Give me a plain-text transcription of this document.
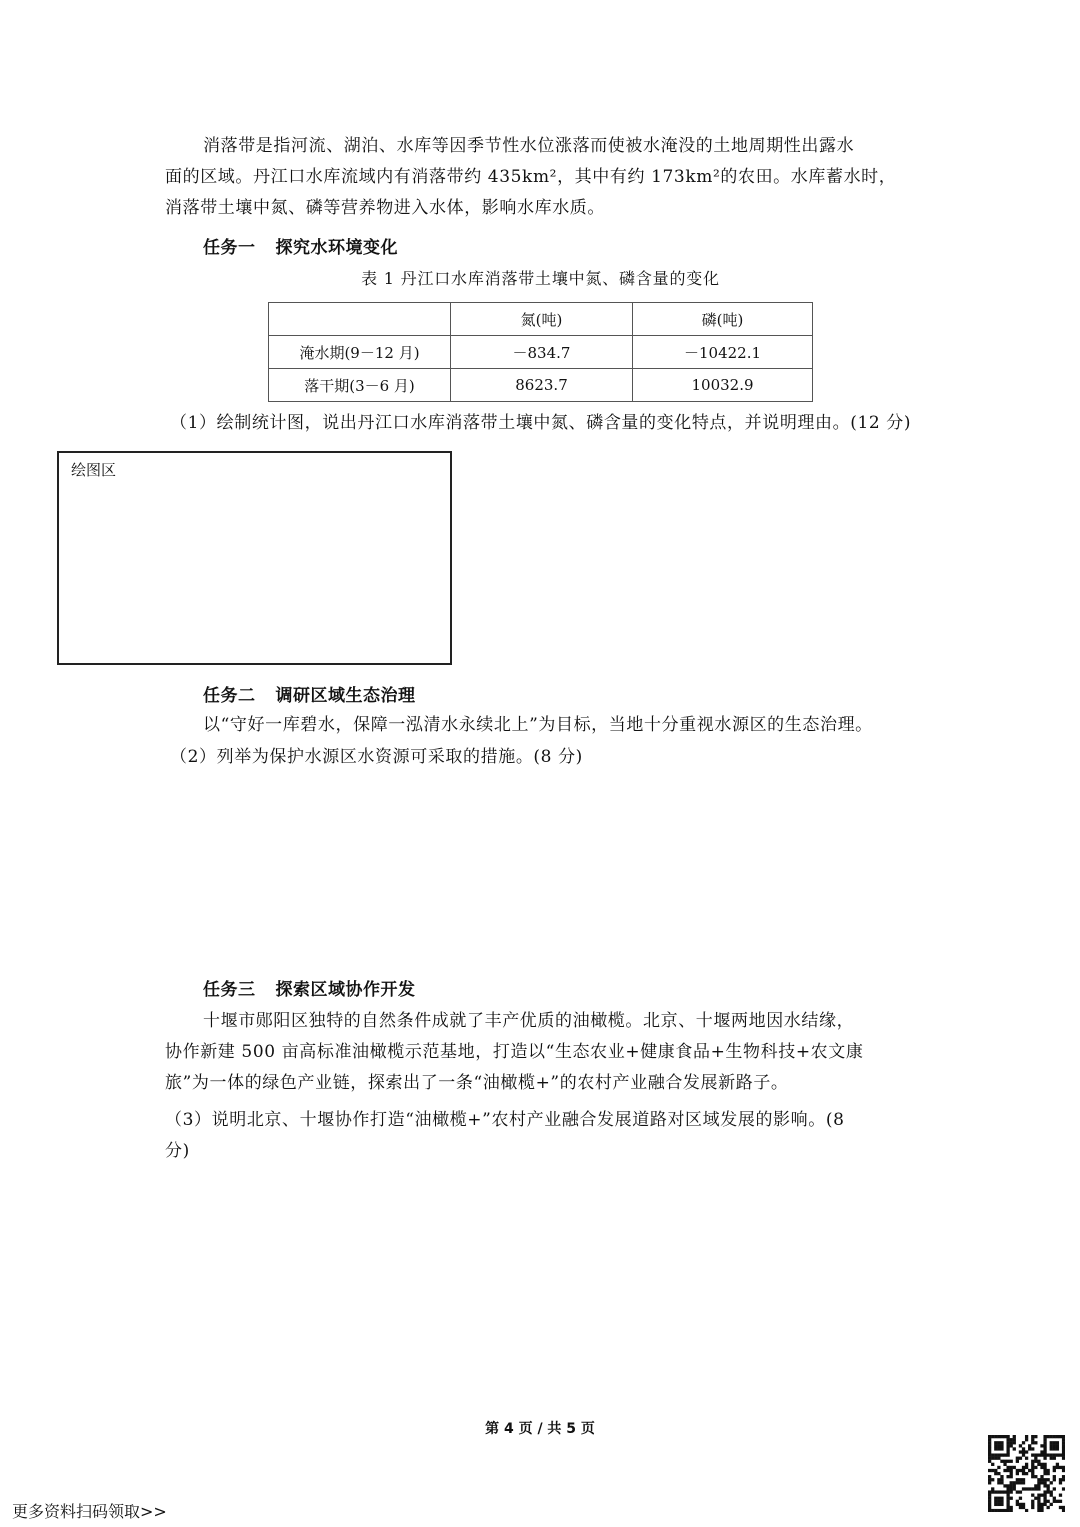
消落带是指河流、湖泊、水库等因季节性水位涨落而使被水淹没的土地周期性出露水
面的区域。丹江口水库流域内有消落带约 435km²，其中有约 173km²的农田。水库蓄水时，
消落带土壤中氮、磷等营养物进入水体，影响水库水质。
任务一 探究水环境变化
表 1 丹江口水库消落带土壤中氮、磷含量的变化
	氮(吨)	磷(吨)
淹水期(9－12 月)	－834.7	－10422.1
落干期(3－6 月)	8623.7	10032.9
（1）绘制统计图，说出丹江口水库消落带土壤中氮、磷含量的变化特点，并说明理由。(12 分)
绘图区
任务二 调研区域生态治理
以“守好一库碧水，保障一泓清水永续北上”为目标，当地十分重视水源区的生态治理。
（2）列举为保护水源区水资源可采取的措施。(8 分)
任务三 探索区域协作开发
十堰市郧阳区独特的自然条件成就了丰产优质的油橄榄。北京、十堰两地因水结缘，
协作新建 500 亩高标准油橄榄示范基地，打造以“生态农业+健康食品+生物科技+农文康
旅”为一体的绿色产业链，探索出了一条“油橄榄+”的农村产业融合发展新路子。
（3）说明北京、十堰协作打造“油橄榄+”农村产业融合发展道路对区域发展的影响。(8
分)
第 4 页 / 共 5 页
更多资料扫码领取>>
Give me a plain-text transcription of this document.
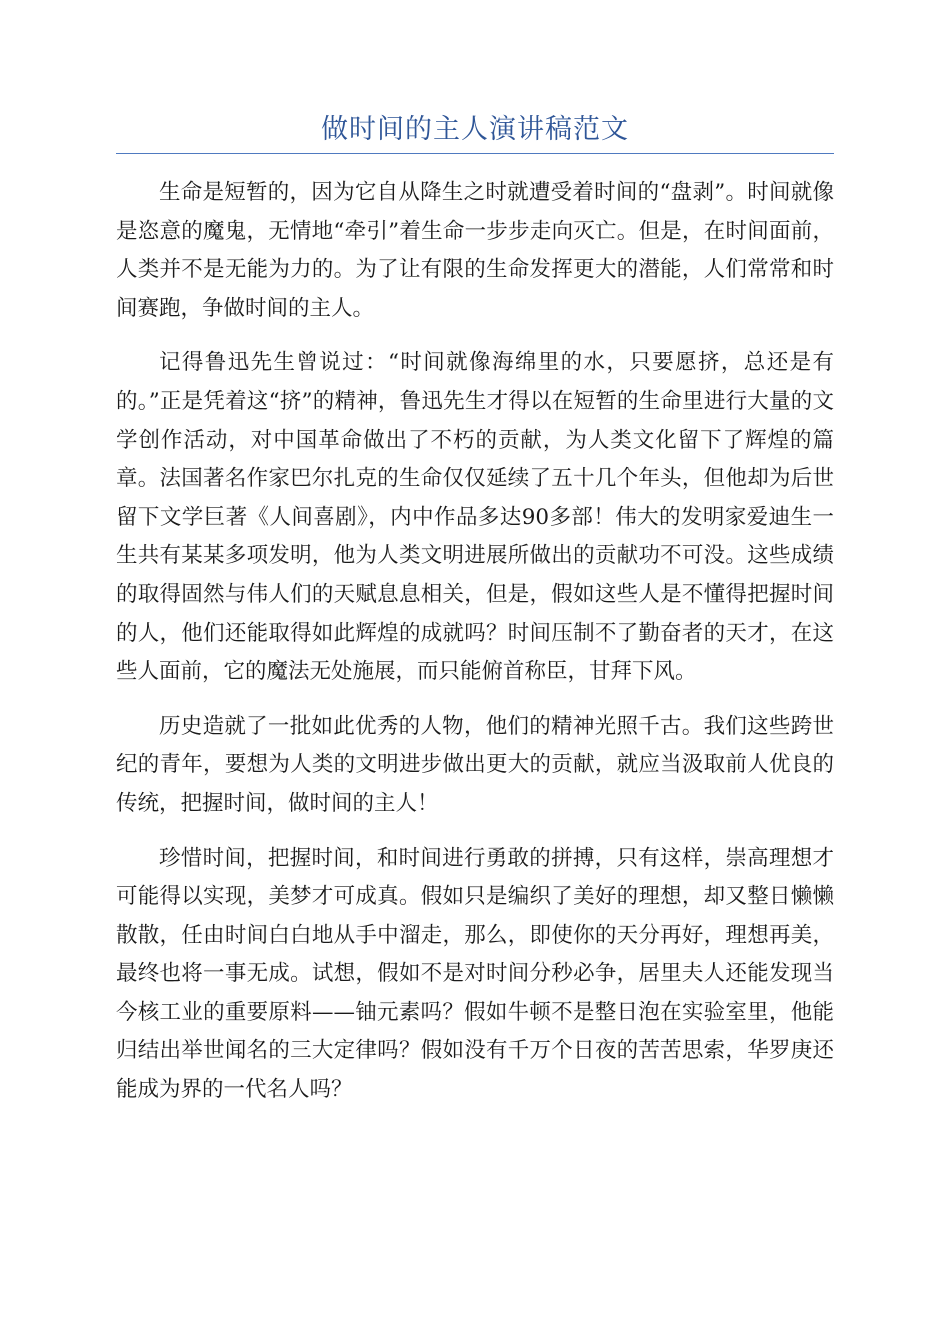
做时间的主人演讲稿范文

生命是短暂的，因为它自从降生之时就遭受着时间的“盘剥”。时间就像是恣意的魔鬼，无情地“牵引”着生命一步步走向灭亡。但是，在时间面前，人类并不是无能为力的。为了让有限的生命发挥更大的潜能，人们常常和时间赛跑，争做时间的主人。

记得鲁迅先生曾说过：“时间就像海绵里的水，只要愿挤，总还是有的。”正是凭着这“挤”的精神，鲁迅先生才得以在短暂的生命里进行大量的文学创作活动，对中国革命做出了不朽的贡献，为人类文化留下了辉煌的篇章。法国著名作家巴尔扎克的生命仅仅延续了五十几个年头，但他却为后世留下文学巨著《人间喜剧》，内中作品多达90多部！伟大的发明家爱迪生一生共有某某多项发明，他为人类文明进展所做出的贡献功不可没。这些成绩的取得固然与伟人们的天赋息息相关，但是，假如这些人是不懂得把握时间的人，他们还能取得如此辉煌的成就吗？时间压制不了勤奋者的天才，在这些人面前，它的魔法无处施展，而只能俯首称臣，甘拜下风。

历史造就了一批如此优秀的人物，他们的精神光照千古。我们这些跨世纪的青年，要想为人类的文明进步做出更大的贡献，就应当汲取前人优良的传统，把握时间，做时间的主人！

珍惜时间，把握时间，和时间进行勇敢的拼搏，只有这样，崇高理想才可能得以实现，美梦才可成真。假如只是编织了美好的理想，却又整日懒懒散散，任由时间白白地从手中溜走，那么，即使你的天分再好，理想再美，最终也将一事无成。试想，假如不是对时间分秒必争，居里夫人还能发现当今核工业的重要原料——铀元素吗？假如牛顿不是整日泡在实验室里，他能归结出举世闻名的三大定律吗？假如没有千万个日夜的苦苦思索，华罗庚还能成为界的一代名人吗？
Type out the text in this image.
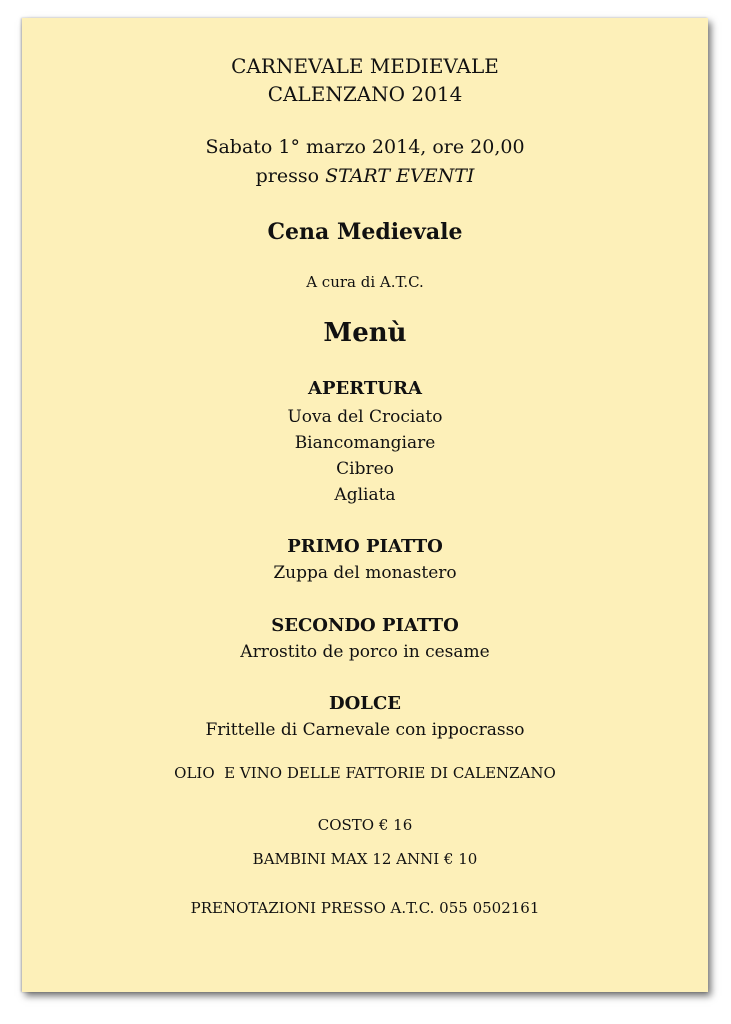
CARNEVALE MEDIEVALE
CALENZANO 2014
Sabato 1° marzo 2014, ore 20,00
presso START EVENTI
Cena Medievale
A cura di A.T.C.
Menù
APERTURA
Uova del Crociato
Biancomangiare
Cibreo
Agliata
PRIMO PIATTO
Zuppa del monastero
SECONDO PIATTO
Arrostito de porco in cesame
DOLCE
Frittelle di Carnevale con ippocrasso
OLIO  E VINO DELLE FATTORIE DI CALENZANO
COSTO € 16
BAMBINI MAX 12 ANNI € 10
PRENOTAZIONI PRESSO A.T.C. 055 0502161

* * *

Identify every line where the string "CALENZANO" appears.

* **Finished exercise**:
CALENZANO 2014
OLIO  E VINO DELLE FATTORIE DI CALENZANO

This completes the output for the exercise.